- Exercise aim:
Every line in the listing is to be echoed verbatim.

- Given data:
= = = = = = =
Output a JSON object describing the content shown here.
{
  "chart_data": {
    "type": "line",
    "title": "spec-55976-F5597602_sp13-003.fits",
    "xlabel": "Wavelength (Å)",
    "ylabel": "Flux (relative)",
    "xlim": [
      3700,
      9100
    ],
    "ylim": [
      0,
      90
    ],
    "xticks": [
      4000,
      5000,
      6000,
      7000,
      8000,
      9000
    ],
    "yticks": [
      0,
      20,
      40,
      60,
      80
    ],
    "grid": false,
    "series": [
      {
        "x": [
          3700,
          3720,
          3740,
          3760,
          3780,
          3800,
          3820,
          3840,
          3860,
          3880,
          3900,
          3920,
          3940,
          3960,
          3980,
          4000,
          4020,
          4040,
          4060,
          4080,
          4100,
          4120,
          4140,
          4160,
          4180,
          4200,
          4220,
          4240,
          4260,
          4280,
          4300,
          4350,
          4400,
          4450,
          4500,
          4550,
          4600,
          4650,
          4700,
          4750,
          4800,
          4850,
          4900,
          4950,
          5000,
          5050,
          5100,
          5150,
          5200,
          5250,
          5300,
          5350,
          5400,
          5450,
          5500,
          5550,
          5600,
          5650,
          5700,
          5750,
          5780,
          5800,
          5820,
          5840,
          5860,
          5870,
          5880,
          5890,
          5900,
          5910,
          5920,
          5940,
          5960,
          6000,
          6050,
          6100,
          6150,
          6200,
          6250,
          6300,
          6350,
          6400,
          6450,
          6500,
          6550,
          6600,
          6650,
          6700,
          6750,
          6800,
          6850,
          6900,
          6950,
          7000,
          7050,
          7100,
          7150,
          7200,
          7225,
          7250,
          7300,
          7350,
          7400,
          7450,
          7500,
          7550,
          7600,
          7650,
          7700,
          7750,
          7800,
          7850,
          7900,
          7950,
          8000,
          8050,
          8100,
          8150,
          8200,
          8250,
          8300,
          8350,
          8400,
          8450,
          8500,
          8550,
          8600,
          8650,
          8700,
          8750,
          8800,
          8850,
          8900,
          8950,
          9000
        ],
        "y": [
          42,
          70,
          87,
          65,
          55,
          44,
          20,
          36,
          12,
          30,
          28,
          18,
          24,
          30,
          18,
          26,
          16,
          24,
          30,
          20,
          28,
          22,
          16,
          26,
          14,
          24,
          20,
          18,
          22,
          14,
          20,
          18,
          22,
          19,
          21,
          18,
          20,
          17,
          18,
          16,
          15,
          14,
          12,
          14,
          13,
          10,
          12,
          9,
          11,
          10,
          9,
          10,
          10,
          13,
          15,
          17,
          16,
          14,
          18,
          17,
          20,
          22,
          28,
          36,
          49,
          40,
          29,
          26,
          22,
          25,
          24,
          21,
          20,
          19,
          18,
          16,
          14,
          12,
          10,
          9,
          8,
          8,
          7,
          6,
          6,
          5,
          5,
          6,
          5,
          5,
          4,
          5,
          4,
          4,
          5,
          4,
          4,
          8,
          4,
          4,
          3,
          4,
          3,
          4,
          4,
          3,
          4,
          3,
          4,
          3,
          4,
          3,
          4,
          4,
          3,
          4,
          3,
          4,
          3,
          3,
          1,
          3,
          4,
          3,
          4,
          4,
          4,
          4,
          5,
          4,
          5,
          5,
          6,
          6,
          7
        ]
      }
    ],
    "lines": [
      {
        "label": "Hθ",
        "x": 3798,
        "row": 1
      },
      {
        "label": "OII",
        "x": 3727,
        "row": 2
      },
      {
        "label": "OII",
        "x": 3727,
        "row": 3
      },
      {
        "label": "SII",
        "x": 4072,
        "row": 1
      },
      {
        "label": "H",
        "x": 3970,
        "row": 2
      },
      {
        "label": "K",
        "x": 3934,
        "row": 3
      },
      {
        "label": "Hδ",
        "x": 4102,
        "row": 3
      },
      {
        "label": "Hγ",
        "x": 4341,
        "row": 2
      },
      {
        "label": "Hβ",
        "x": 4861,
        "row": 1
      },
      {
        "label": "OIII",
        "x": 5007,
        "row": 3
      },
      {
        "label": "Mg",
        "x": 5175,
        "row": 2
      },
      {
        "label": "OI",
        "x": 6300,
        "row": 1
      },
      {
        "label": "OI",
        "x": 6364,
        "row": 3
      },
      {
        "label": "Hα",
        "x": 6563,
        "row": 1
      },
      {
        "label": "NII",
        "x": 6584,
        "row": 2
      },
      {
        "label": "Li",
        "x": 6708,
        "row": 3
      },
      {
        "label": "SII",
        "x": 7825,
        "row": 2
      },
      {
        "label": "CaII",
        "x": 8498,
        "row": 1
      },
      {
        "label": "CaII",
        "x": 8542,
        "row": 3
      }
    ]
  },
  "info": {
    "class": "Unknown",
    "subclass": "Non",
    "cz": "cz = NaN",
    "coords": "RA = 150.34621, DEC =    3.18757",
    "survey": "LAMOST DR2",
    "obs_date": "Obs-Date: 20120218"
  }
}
= = = = = = =
- Full output:
Output a JSON object describing the content shown here.
{
  "chart_data": {
    "type": "line",
    "title": "spec-55976-F5597602_sp13-003.fits",
    "xlabel": "Wavelength (Å)",
    "ylabel": "Flux (relative)",
    "xlim": [
      3700,
      9100
    ],
    "ylim": [
      0,
      90
    ],
    "xticks": [
      4000,
      5000,
      6000,
      7000,
      8000,
      9000
    ],
    "yticks": [
      0,
      20,
      40,
      60,
      80
    ],
    "grid": false,
    "series": [
      {
        "x": [
          3700,
          3720,
          3740,
          3760,
          3780,
          3800,
          3820,
          3840,
          3860,
          3880,
          3900,
          3920,
          3940,
          3960,
          3980,
          4000,
          4020,
          4040,
          4060,
          4080,
          4100,
          4120,
          4140,
          4160,
          4180,
          4200,
          4220,
          4240,
          4260,
          4280,
          4300,
          4350,
          4400,
          4450,
          4500,
          4550,
          4600,
          4650,
          4700,
          4750,
          4800,
          4850,
          4900,
          4950,
          5000,
          5050,
          5100,
          5150,
          5200,
          5250,
          5300,
          5350,
          5400,
          5450,
          5500,
          5550,
          5600,
          5650,
          5700,
          5750,
          5780,
          5800,
          5820,
          5840,
          5860,
          5870,
          5880,
          5890,
          5900,
          5910,
          5920,
          5940,
          5960,
          6000,
          6050,
          6100,
          6150,
          6200,
          6250,
          6300,
          6350,
          6400,
          6450,
          6500,
          6550,
          6600,
          6650,
          6700,
          6750,
          6800,
          6850,
          6900,
          6950,
          7000,
          7050,
          7100,
          7150,
          7200,
          7225,
          7250,
          7300,
          7350,
          7400,
          7450,
          7500,
          7550,
          7600,
          7650,
          7700,
          7750,
          7800,
          7850,
          7900,
          7950,
          8000,
          8050,
          8100,
          8150,
          8200,
          8250,
          8300,
          8350,
          8400,
          8450,
          8500,
          8550,
          8600,
          8650,
          8700,
          8750,
          8800,
          8850,
          8900,
          8950,
          9000
        ],
        "y": [
          42,
          70,
          87,
          65,
          55,
          44,
          20,
          36,
          12,
          30,
          28,
          18,
          24,
          30,
          18,
          26,
          16,
          24,
          30,
          20,
          28,
          22,
          16,
          26,
          14,
          24,
          20,
          18,
          22,
          14,
          20,
          18,
          22,
          19,
          21,
          18,
          20,
          17,
          18,
          16,
          15,
          14,
          12,
          14,
          13,
          10,
          12,
          9,
          11,
          10,
          9,
          10,
          10,
          13,
          15,
          17,
          16,
          14,
          18,
          17,
          20,
          22,
          28,
          36,
          49,
          40,
          29,
          26,
          22,
          25,
          24,
          21,
          20,
          19,
          18,
          16,
          14,
          12,
          10,
          9,
          8,
          8,
          7,
          6,
          6,
          5,
          5,
          6,
          5,
          5,
          4,
          5,
          4,
          4,
          5,
          4,
          4,
          8,
          4,
          4,
          3,
          4,
          3,
          4,
          4,
          3,
          4,
          3,
          4,
          3,
          4,
          3,
          4,
          4,
          3,
          4,
          3,
          4,
          3,
          3,
          1,
          3,
          4,
          3,
          4,
          4,
          4,
          4,
          5,
          4,
          5,
          5,
          6,
          6,
          7
        ]
      }
    ],
    "lines": [
      {
        "label": "Hθ",
        "x": 3798,
        "row": 1
      },
      {
        "label": "OII",
        "x": 3727,
        "row": 2
      },
      {
        "label": "OII",
        "x": 3727,
        "row": 3
      },
      {
        "label": "SII",
        "x": 4072,
        "row": 1
      },
      {
        "label": "H",
        "x": 3970,
        "row": 2
      },
      {
        "label": "K",
        "x": 3934,
        "row": 3
      },
      {
        "label": "Hδ",
        "x": 4102,
        "row": 3
      },
      {
        "label": "Hγ",
        "x": 4341,
        "row": 2
      },
      {
        "label": "Hβ",
        "x": 4861,
        "row": 1
      },
      {
        "label": "OIII",
        "x": 5007,
        "row": 3
      },
      {
        "label": "Mg",
        "x": 5175,
        "row": 2
      },
      {
        "label": "OI",
        "x": 6300,
        "row": 1
      },
      {
        "label": "OI",
        "x": 6364,
        "row": 3
      },
      {
        "label": "Hα",
        "x": 6563,
        "row": 1
      },
      {
        "label": "NII",
        "x": 6584,
        "row": 2
      },
      {
        "label": "Li",
        "x": 6708,
        "row": 3
      },
      {
        "label": "SII",
        "x": 7825,
        "row": 2
      },
      {
        "label": "CaII",
        "x": 8498,
        "row": 1
      },
      {
        "label": "CaII",
        "x": 8542,
        "row": 3
      }
    ]
  },
  "info": {
    "class": "Unknown",
    "subclass": "Non",
    "cz": "cz = NaN",
    "coords": "RA = 150.34621, DEC =    3.18757",
    "survey": "LAMOST DR2",
    "obs_date": "Obs-Date: 20120218"
  }
}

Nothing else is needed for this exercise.